── PROVIDED RECORDS

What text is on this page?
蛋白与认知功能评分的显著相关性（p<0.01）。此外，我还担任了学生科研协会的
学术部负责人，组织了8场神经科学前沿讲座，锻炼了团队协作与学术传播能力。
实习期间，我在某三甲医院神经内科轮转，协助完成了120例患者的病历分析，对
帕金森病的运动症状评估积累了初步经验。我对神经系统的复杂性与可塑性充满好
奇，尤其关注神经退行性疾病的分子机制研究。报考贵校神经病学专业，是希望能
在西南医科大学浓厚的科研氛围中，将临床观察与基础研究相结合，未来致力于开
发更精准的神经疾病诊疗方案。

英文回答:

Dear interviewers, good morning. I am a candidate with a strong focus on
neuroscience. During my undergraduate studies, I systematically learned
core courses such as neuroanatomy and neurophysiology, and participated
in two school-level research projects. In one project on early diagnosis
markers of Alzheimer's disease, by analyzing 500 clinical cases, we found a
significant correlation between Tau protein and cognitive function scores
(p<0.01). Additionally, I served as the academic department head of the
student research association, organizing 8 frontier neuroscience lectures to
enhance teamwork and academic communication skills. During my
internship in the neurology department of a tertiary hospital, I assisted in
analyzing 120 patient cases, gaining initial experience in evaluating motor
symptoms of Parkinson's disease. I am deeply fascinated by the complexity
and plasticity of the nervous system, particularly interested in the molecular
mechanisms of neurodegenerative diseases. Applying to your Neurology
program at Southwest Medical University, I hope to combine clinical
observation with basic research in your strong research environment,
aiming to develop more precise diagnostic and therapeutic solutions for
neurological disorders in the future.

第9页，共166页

────

EXERCISE DESCRIPTION: Word for word, extract all the records.

OUTPUT FOR THIS TASK:
What text is on this page?
蛋白与认知功能评分的显著相关性（p<0.01）。此外，我还担任了学生科研协会的
学术部负责人，组织了8场神经科学前沿讲座，锻炼了团队协作与学术传播能力。
实习期间，我在某三甲医院神经内科轮转，协助完成了120例患者的病历分析，对
帕金森病的运动症状评估积累了初步经验。我对神经系统的复杂性与可塑性充满好
奇，尤其关注神经退行性疾病的分子机制研究。报考贵校神经病学专业，是希望能
在西南医科大学浓厚的科研氛围中，将临床观察与基础研究相结合，未来致力于开
发更精准的神经疾病诊疗方案。

英文回答:

Dear interviewers, good morning. I am a candidate with a strong focus on
neuroscience. During my undergraduate studies, I systematically learned
core courses such as neuroanatomy and neurophysiology, and participated
in two school-level research projects. In one project on early diagnosis
markers of Alzheimer's disease, by analyzing 500 clinical cases, we found a
significant correlation between Tau protein and cognitive function scores
(p<0.01). Additionally, I served as the academic department head of the
student research association, organizing 8 frontier neuroscience lectures to
enhance teamwork and academic communication skills. During my
internship in the neurology department of a tertiary hospital, I assisted in
analyzing 120 patient cases, gaining initial experience in evaluating motor
symptoms of Parkinson's disease. I am deeply fascinated by the complexity
and plasticity of the nervous system, particularly interested in the molecular
mechanisms of neurodegenerative diseases. Applying to your Neurology
program at Southwest Medical University, I hope to combine clinical
observation with basic research in your strong research environment,
aiming to develop more precise diagnostic and therapeutic solutions for
neurological disorders in the future.

第9页，共166页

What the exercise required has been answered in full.